### Given task
Check each line below for "Hype" and report how many have it, nothing else.

Dataset rows about figures
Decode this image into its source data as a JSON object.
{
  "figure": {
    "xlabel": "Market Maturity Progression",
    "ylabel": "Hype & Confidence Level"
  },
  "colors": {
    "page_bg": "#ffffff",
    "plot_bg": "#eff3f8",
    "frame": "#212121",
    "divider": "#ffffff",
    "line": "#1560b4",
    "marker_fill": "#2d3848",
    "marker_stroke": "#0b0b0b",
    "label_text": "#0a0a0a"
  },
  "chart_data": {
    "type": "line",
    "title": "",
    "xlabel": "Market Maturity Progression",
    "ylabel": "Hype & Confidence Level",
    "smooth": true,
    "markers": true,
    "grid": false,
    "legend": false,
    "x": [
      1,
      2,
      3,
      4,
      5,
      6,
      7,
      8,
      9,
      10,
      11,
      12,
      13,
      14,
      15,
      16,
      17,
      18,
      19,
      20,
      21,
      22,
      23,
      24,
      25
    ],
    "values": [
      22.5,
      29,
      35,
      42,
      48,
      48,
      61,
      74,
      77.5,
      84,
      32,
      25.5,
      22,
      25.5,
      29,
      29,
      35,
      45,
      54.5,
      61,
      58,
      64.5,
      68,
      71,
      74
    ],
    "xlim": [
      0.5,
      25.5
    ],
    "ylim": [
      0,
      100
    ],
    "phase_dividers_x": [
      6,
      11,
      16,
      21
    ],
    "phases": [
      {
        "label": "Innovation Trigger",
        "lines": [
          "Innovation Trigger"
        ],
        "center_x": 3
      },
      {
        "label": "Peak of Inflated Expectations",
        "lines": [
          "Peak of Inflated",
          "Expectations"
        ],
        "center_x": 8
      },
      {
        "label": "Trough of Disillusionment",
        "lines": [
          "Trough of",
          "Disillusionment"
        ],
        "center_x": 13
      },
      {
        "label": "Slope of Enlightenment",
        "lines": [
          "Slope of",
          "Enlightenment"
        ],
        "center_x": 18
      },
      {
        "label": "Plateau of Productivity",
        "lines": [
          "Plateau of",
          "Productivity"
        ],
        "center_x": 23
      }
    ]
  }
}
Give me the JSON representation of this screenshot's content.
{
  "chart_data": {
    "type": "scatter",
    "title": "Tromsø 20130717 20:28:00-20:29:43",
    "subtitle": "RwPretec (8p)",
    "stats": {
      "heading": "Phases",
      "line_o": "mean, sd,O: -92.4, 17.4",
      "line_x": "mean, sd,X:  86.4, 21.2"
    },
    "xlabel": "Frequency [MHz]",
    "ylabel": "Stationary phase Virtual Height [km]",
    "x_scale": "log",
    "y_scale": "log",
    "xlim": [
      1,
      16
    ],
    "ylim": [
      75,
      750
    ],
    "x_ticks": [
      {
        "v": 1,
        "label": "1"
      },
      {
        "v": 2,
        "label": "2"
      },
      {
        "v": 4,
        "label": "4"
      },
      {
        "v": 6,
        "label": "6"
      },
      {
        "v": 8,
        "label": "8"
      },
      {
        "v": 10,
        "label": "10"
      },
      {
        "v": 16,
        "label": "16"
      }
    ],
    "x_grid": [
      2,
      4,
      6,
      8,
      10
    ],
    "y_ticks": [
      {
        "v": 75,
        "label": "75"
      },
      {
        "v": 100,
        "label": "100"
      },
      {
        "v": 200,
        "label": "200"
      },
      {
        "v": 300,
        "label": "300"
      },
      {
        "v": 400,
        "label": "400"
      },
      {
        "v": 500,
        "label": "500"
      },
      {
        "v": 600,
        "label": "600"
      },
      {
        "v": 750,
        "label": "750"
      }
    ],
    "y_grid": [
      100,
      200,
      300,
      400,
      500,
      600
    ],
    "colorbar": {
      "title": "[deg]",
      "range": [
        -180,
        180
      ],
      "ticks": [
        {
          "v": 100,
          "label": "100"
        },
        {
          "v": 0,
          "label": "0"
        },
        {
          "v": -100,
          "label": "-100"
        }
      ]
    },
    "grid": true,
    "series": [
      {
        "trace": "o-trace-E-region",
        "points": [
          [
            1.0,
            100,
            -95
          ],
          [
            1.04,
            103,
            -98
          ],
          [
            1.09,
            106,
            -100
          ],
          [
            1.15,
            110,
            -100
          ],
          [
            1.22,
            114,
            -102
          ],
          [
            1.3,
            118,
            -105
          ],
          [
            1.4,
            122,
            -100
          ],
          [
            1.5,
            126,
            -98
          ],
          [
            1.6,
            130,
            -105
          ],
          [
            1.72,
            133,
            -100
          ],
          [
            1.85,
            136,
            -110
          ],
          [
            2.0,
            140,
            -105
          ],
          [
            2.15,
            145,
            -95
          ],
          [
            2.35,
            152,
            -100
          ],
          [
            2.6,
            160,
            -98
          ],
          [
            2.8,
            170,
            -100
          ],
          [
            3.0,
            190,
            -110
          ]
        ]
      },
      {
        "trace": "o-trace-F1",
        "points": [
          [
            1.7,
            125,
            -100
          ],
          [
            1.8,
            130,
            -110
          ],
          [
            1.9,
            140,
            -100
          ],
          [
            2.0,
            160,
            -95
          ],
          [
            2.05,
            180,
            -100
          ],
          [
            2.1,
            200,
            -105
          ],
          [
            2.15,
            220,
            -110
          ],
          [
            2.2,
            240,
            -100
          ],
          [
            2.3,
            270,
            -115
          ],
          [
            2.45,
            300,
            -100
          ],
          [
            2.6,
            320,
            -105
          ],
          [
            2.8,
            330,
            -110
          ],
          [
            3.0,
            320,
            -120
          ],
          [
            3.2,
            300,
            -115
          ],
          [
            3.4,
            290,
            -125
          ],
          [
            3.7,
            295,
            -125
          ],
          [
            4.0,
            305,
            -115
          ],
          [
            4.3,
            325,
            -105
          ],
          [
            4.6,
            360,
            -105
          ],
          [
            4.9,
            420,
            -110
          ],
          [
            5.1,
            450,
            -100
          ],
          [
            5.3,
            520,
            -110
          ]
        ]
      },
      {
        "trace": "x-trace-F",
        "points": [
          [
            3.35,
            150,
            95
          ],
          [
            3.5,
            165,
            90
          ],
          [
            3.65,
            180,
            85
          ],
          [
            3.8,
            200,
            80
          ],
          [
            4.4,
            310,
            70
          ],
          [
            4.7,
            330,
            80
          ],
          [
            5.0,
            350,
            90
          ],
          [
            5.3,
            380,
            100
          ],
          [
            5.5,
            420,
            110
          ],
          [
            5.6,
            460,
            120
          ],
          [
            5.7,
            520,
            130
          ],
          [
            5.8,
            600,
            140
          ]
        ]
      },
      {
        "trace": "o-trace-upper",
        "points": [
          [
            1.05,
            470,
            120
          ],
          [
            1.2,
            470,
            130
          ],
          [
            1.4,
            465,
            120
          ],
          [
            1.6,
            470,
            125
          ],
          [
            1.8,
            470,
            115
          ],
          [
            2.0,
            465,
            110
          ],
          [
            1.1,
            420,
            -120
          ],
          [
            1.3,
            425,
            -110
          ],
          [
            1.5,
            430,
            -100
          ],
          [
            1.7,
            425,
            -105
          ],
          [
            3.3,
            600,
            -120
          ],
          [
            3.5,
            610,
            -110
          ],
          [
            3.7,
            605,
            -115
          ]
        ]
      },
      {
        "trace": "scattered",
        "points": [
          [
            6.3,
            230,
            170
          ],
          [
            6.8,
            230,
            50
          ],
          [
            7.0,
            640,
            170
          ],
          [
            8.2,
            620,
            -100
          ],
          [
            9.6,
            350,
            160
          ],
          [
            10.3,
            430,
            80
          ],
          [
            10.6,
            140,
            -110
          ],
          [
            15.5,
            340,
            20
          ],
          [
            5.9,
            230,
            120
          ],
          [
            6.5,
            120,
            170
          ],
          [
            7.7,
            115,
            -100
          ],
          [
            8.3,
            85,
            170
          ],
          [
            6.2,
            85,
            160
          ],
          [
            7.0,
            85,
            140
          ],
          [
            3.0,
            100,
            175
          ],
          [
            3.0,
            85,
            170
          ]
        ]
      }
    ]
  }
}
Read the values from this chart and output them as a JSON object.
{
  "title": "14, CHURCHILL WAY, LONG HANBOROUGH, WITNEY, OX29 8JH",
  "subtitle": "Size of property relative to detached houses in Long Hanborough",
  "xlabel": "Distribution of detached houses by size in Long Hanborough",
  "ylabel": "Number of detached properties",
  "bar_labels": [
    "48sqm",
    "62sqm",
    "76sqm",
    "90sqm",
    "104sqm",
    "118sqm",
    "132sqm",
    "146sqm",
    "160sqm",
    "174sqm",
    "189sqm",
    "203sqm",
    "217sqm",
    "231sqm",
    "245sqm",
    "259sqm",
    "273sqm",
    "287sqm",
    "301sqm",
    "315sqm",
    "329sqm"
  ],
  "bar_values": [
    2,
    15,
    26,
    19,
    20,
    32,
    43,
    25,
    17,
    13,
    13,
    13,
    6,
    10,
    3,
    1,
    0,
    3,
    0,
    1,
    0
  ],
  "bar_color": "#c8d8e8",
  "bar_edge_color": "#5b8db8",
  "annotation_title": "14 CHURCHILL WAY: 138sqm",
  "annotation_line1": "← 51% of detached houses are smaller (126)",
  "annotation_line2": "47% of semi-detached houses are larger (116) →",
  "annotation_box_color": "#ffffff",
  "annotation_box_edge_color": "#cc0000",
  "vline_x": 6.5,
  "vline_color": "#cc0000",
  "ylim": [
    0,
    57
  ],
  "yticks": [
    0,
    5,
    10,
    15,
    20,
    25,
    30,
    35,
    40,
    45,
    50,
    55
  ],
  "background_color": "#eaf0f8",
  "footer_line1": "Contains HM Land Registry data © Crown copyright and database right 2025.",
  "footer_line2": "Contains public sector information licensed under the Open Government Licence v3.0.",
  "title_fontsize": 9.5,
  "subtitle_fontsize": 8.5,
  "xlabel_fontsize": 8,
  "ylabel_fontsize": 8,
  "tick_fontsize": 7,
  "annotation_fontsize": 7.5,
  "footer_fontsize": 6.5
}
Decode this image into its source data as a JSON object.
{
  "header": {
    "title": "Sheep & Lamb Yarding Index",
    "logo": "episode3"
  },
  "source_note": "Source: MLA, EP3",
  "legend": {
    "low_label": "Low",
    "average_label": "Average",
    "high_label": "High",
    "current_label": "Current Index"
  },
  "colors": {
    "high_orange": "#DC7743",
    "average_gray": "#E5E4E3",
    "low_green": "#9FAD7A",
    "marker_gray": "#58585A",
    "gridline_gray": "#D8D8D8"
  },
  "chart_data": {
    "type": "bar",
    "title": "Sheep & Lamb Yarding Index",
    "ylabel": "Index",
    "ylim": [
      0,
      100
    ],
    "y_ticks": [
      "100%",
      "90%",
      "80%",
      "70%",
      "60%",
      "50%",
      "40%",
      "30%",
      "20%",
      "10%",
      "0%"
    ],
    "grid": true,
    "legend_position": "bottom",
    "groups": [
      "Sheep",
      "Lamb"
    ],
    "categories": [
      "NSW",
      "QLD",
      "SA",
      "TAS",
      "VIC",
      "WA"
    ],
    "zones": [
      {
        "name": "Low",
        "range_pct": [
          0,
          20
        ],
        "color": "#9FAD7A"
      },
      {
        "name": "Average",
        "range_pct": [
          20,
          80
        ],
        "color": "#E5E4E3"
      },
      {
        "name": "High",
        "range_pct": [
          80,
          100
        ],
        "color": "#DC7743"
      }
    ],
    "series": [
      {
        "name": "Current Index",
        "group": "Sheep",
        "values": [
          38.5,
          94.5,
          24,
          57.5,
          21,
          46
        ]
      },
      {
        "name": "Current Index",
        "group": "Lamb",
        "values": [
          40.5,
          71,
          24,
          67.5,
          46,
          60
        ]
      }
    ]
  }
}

### Result
2